**DIRECTIONS FOR THIS TASK**
Do not copy the pictures; transcribe all other material exactly.

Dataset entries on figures

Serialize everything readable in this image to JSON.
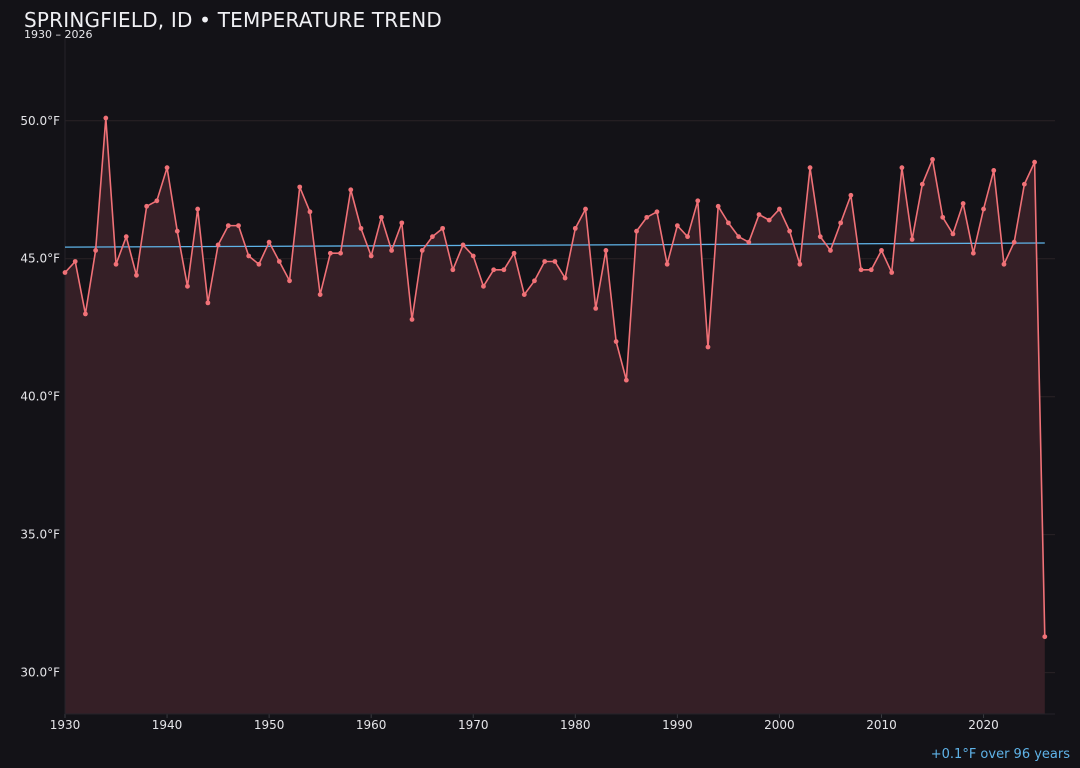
{
  "chart_data": {
    "type": "area",
    "title": "SPRINGFIELD, ID • TEMPERATURE TREND",
    "subtitle": "1930 – 2026",
    "xlabel": "",
    "ylabel": "",
    "xlim": [
      1930,
      2027
    ],
    "ylim": [
      28.5,
      53.0
    ],
    "grid": true,
    "x_ticks": [
      1930,
      1940,
      1950,
      1960,
      1970,
      1980,
      1990,
      2000,
      2010,
      2020
    ],
    "x_tick_labels": [
      "1930",
      "1940",
      "1950",
      "1960",
      "1970",
      "1980",
      "1990",
      "2000",
      "2010",
      "2020"
    ],
    "y_ticks": [
      30,
      35,
      40,
      45,
      50
    ],
    "y_tick_labels": [
      "30.0°F",
      "35.0°F",
      "40.0°F",
      "45.0°F",
      "50.0°F"
    ],
    "x": [
      1930,
      1931,
      1932,
      1933,
      1934,
      1935,
      1936,
      1937,
      1938,
      1939,
      1940,
      1941,
      1942,
      1943,
      1944,
      1945,
      1946,
      1947,
      1948,
      1949,
      1950,
      1951,
      1952,
      1953,
      1954,
      1955,
      1956,
      1957,
      1958,
      1959,
      1960,
      1961,
      1962,
      1963,
      1964,
      1965,
      1966,
      1967,
      1968,
      1969,
      1970,
      1971,
      1972,
      1973,
      1974,
      1975,
      1976,
      1977,
      1978,
      1979,
      1980,
      1981,
      1982,
      1983,
      1984,
      1985,
      1986,
      1987,
      1988,
      1989,
      1990,
      1991,
      1992,
      1993,
      1994,
      1995,
      1996,
      1997,
      1998,
      1999,
      2000,
      2001,
      2002,
      2003,
      2004,
      2005,
      2006,
      2007,
      2008,
      2009,
      2010,
      2011,
      2012,
      2013,
      2014,
      2015,
      2016,
      2017,
      2018,
      2019,
      2020,
      2021,
      2022,
      2023,
      2024,
      2025,
      2026
    ],
    "series": [
      {
        "color": "#f07177",
        "values": [
          44.5,
          44.9,
          43.0,
          45.3,
          50.1,
          44.8,
          45.8,
          44.4,
          46.9,
          47.1,
          48.3,
          46.0,
          44.0,
          46.8,
          43.4,
          45.5,
          46.2,
          46.2,
          45.1,
          44.8,
          45.6,
          44.9,
          44.2,
          47.6,
          46.7,
          43.7,
          45.2,
          45.2,
          47.5,
          46.1,
          45.1,
          46.5,
          45.3,
          46.3,
          42.8,
          45.3,
          45.8,
          46.1,
          44.6,
          45.5,
          45.1,
          44.0,
          44.6,
          44.6,
          45.2,
          43.7,
          44.2,
          44.9,
          44.9,
          44.3,
          46.1,
          46.8,
          43.2,
          45.3,
          42.0,
          40.6,
          46.0,
          46.5,
          46.7,
          44.8,
          46.2,
          45.8,
          47.1,
          41.8,
          46.9,
          46.3,
          45.8,
          45.6,
          46.6,
          46.4,
          46.8,
          46.0,
          44.8,
          48.3,
          45.8,
          45.3,
          46.3,
          47.3,
          44.6,
          44.6,
          45.3,
          44.5,
          48.3,
          45.7,
          47.7,
          48.6,
          46.5,
          45.9,
          47.0,
          45.2,
          46.8,
          48.2,
          44.8,
          45.6,
          47.7,
          48.5,
          31.3
        ],
        "fill": "#351f26"
      },
      {
        "color": "#5fb3e8",
        "type": "trendline",
        "x": [
          1930,
          2026
        ],
        "values": [
          45.42,
          45.57
        ]
      }
    ],
    "annotation": "+0.1°F over 96 years"
  }
}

**FINAL RESULT**
Serialize everything readable in this image to JSON.
{
  "chart_data": {
    "type": "area",
    "title": "SPRINGFIELD, ID • TEMPERATURE TREND",
    "subtitle": "1930 – 2026",
    "xlabel": "",
    "ylabel": "",
    "xlim": [
      1930,
      2027
    ],
    "ylim": [
      28.5,
      53.0
    ],
    "grid": true,
    "x_ticks": [
      1930,
      1940,
      1950,
      1960,
      1970,
      1980,
      1990,
      2000,
      2010,
      2020
    ],
    "x_tick_labels": [
      "1930",
      "1940",
      "1950",
      "1960",
      "1970",
      "1980",
      "1990",
      "2000",
      "2010",
      "2020"
    ],
    "y_ticks": [
      30,
      35,
      40,
      45,
      50
    ],
    "y_tick_labels": [
      "30.0°F",
      "35.0°F",
      "40.0°F",
      "45.0°F",
      "50.0°F"
    ],
    "x": [
      1930,
      1931,
      1932,
      1933,
      1934,
      1935,
      1936,
      1937,
      1938,
      1939,
      1940,
      1941,
      1942,
      1943,
      1944,
      1945,
      1946,
      1947,
      1948,
      1949,
      1950,
      1951,
      1952,
      1953,
      1954,
      1955,
      1956,
      1957,
      1958,
      1959,
      1960,
      1961,
      1962,
      1963,
      1964,
      1965,
      1966,
      1967,
      1968,
      1969,
      1970,
      1971,
      1972,
      1973,
      1974,
      1975,
      1976,
      1977,
      1978,
      1979,
      1980,
      1981,
      1982,
      1983,
      1984,
      1985,
      1986,
      1987,
      1988,
      1989,
      1990,
      1991,
      1992,
      1993,
      1994,
      1995,
      1996,
      1997,
      1998,
      1999,
      2000,
      2001,
      2002,
      2003,
      2004,
      2005,
      2006,
      2007,
      2008,
      2009,
      2010,
      2011,
      2012,
      2013,
      2014,
      2015,
      2016,
      2017,
      2018,
      2019,
      2020,
      2021,
      2022,
      2023,
      2024,
      2025,
      2026
    ],
    "series": [
      {
        "color": "#f07177",
        "values": [
          44.5,
          44.9,
          43.0,
          45.3,
          50.1,
          44.8,
          45.8,
          44.4,
          46.9,
          47.1,
          48.3,
          46.0,
          44.0,
          46.8,
          43.4,
          45.5,
          46.2,
          46.2,
          45.1,
          44.8,
          45.6,
          44.9,
          44.2,
          47.6,
          46.7,
          43.7,
          45.2,
          45.2,
          47.5,
          46.1,
          45.1,
          46.5,
          45.3,
          46.3,
          42.8,
          45.3,
          45.8,
          46.1,
          44.6,
          45.5,
          45.1,
          44.0,
          44.6,
          44.6,
          45.2,
          43.7,
          44.2,
          44.9,
          44.9,
          44.3,
          46.1,
          46.8,
          43.2,
          45.3,
          42.0,
          40.6,
          46.0,
          46.5,
          46.7,
          44.8,
          46.2,
          45.8,
          47.1,
          41.8,
          46.9,
          46.3,
          45.8,
          45.6,
          46.6,
          46.4,
          46.8,
          46.0,
          44.8,
          48.3,
          45.8,
          45.3,
          46.3,
          47.3,
          44.6,
          44.6,
          45.3,
          44.5,
          48.3,
          45.7,
          47.7,
          48.6,
          46.5,
          45.9,
          47.0,
          45.2,
          46.8,
          48.2,
          44.8,
          45.6,
          47.7,
          48.5,
          31.3
        ],
        "fill": "#351f26"
      },
      {
        "color": "#5fb3e8",
        "type": "trendline",
        "x": [
          1930,
          2026
        ],
        "values": [
          45.42,
          45.57
        ]
      }
    ],
    "annotation": "+0.1°F over 96 years"
  }
}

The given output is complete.